The data =
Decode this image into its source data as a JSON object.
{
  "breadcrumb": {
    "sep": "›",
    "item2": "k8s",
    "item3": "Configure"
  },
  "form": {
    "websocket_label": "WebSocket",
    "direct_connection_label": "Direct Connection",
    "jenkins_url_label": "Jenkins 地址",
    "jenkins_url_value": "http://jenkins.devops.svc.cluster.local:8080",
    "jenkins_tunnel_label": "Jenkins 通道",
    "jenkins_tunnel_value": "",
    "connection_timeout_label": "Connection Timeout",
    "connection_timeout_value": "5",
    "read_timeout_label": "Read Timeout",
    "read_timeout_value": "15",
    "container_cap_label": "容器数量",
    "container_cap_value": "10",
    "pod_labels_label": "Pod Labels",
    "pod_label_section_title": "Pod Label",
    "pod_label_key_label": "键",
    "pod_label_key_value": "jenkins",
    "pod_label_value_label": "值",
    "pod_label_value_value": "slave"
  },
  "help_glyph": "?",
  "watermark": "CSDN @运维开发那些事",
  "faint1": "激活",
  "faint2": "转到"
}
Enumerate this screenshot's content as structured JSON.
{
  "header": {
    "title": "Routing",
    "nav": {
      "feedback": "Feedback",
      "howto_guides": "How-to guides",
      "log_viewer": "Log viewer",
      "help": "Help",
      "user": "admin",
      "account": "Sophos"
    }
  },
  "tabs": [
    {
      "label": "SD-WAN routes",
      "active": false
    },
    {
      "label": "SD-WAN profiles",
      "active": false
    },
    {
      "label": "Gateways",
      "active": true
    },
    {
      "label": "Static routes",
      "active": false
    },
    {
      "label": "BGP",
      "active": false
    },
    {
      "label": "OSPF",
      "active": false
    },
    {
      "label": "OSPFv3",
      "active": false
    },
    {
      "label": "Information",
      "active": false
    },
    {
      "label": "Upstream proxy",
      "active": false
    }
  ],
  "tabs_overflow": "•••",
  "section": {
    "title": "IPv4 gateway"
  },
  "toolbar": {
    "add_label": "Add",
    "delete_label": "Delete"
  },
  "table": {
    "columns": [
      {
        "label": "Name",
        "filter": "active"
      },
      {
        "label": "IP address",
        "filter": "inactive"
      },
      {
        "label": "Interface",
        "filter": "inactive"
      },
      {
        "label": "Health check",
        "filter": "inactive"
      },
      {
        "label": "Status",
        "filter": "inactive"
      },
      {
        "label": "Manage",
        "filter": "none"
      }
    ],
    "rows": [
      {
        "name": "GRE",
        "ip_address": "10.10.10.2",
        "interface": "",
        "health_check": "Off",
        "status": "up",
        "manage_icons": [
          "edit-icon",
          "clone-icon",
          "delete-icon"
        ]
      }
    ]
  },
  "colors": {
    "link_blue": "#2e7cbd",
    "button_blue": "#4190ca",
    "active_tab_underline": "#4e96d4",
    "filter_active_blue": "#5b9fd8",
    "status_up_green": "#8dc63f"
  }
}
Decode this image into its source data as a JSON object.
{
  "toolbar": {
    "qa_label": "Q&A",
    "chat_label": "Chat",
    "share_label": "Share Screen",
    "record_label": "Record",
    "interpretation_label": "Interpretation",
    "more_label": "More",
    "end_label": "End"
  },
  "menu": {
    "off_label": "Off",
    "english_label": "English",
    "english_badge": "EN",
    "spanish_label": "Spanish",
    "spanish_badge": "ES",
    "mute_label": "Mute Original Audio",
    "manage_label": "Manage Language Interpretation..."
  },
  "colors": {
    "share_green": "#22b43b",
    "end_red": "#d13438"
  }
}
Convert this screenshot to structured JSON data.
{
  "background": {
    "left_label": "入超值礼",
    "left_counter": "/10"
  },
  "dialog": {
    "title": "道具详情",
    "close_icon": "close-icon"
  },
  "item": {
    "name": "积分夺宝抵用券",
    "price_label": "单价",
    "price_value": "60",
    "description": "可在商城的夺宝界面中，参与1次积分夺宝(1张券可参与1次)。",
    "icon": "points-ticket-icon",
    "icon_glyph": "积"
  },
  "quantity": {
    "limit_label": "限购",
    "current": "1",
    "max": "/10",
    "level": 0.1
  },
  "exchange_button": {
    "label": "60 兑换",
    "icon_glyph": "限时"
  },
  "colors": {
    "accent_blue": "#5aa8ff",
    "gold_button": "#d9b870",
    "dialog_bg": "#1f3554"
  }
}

Directions for this task = Reproduce each entry above exactly, keeping every word.

Final answer =
Decode this image into its source data as a JSON object.
{
  "breadcrumb": {
    "sep": "›",
    "item2": "k8s",
    "item3": "Configure"
  },
  "form": {
    "websocket_label": "WebSocket",
    "direct_connection_label": "Direct Connection",
    "jenkins_url_label": "Jenkins 地址",
    "jenkins_url_value": "http://jenkins.devops.svc.cluster.local:8080",
    "jenkins_tunnel_label": "Jenkins 通道",
    "jenkins_tunnel_value": "",
    "connection_timeout_label": "Connection Timeout",
    "connection_timeout_value": "5",
    "read_timeout_label": "Read Timeout",
    "read_timeout_value": "15",
    "container_cap_label": "容器数量",
    "container_cap_value": "10",
    "pod_labels_label": "Pod Labels",
    "pod_label_section_title": "Pod Label",
    "pod_label_key_label": "键",
    "pod_label_key_value": "jenkins",
    "pod_label_value_label": "值",
    "pod_label_value_value": "slave"
  },
  "help_glyph": "?",
  "watermark": "CSDN @运维开发那些事",
  "faint1": "激活",
  "faint2": "转到"
}
Enumerate this screenshot's content as structured JSON.
{
  "header": {
    "title": "Routing",
    "nav": {
      "feedback": "Feedback",
      "howto_guides": "How-to guides",
      "log_viewer": "Log viewer",
      "help": "Help",
      "user": "admin",
      "account": "Sophos"
    }
  },
  "tabs": [
    {
      "label": "SD-WAN routes",
      "active": false
    },
    {
      "label": "SD-WAN profiles",
      "active": false
    },
    {
      "label": "Gateways",
      "active": true
    },
    {
      "label": "Static routes",
      "active": false
    },
    {
      "label": "BGP",
      "active": false
    },
    {
      "label": "OSPF",
      "active": false
    },
    {
      "label": "OSPFv3",
      "active": false
    },
    {
      "label": "Information",
      "active": false
    },
    {
      "label": "Upstream proxy",
      "active": false
    }
  ],
  "tabs_overflow": "•••",
  "section": {
    "title": "IPv4 gateway"
  },
  "toolbar": {
    "add_label": "Add",
    "delete_label": "Delete"
  },
  "table": {
    "columns": [
      {
        "label": "Name",
        "filter": "active"
      },
      {
        "label": "IP address",
        "filter": "inactive"
      },
      {
        "label": "Interface",
        "filter": "inactive"
      },
      {
        "label": "Health check",
        "filter": "inactive"
      },
      {
        "label": "Status",
        "filter": "inactive"
      },
      {
        "label": "Manage",
        "filter": "none"
      }
    ],
    "rows": [
      {
        "name": "GRE",
        "ip_address": "10.10.10.2",
        "interface": "",
        "health_check": "Off",
        "status": "up",
        "manage_icons": [
          "edit-icon",
          "clone-icon",
          "delete-icon"
        ]
      }
    ]
  },
  "colors": {
    "link_blue": "#2e7cbd",
    "button_blue": "#4190ca",
    "active_tab_underline": "#4e96d4",
    "filter_active_blue": "#5b9fd8",
    "status_up_green": "#8dc63f"
  }
}
Decode this image into its source data as a JSON object.
{
  "toolbar": {
    "qa_label": "Q&A",
    "chat_label": "Chat",
    "share_label": "Share Screen",
    "record_label": "Record",
    "interpretation_label": "Interpretation",
    "more_label": "More",
    "end_label": "End"
  },
  "menu": {
    "off_label": "Off",
    "english_label": "English",
    "english_badge": "EN",
    "spanish_label": "Spanish",
    "spanish_badge": "ES",
    "mute_label": "Mute Original Audio",
    "manage_label": "Manage Language Interpretation..."
  },
  "colors": {
    "share_green": "#22b43b",
    "end_red": "#d13438"
  }
}
Convert this screenshot to structured JSON data.
{
  "background": {
    "left_label": "入超值礼",
    "left_counter": "/10"
  },
  "dialog": {
    "title": "道具详情",
    "close_icon": "close-icon"
  },
  "item": {
    "name": "积分夺宝抵用券",
    "price_label": "单价",
    "price_value": "60",
    "description": "可在商城的夺宝界面中，参与1次积分夺宝(1张券可参与1次)。",
    "icon": "points-ticket-icon",
    "icon_glyph": "积"
  },
  "quantity": {
    "limit_label": "限购",
    "current": "1",
    "max": "/10",
    "level": 0.1
  },
  "exchange_button": {
    "label": "60 兑换",
    "icon_glyph": "限时"
  },
  "colors": {
    "accent_blue": "#5aa8ff",
    "gold_button": "#d9b870",
    "dialog_bg": "#1f3554"
  }
}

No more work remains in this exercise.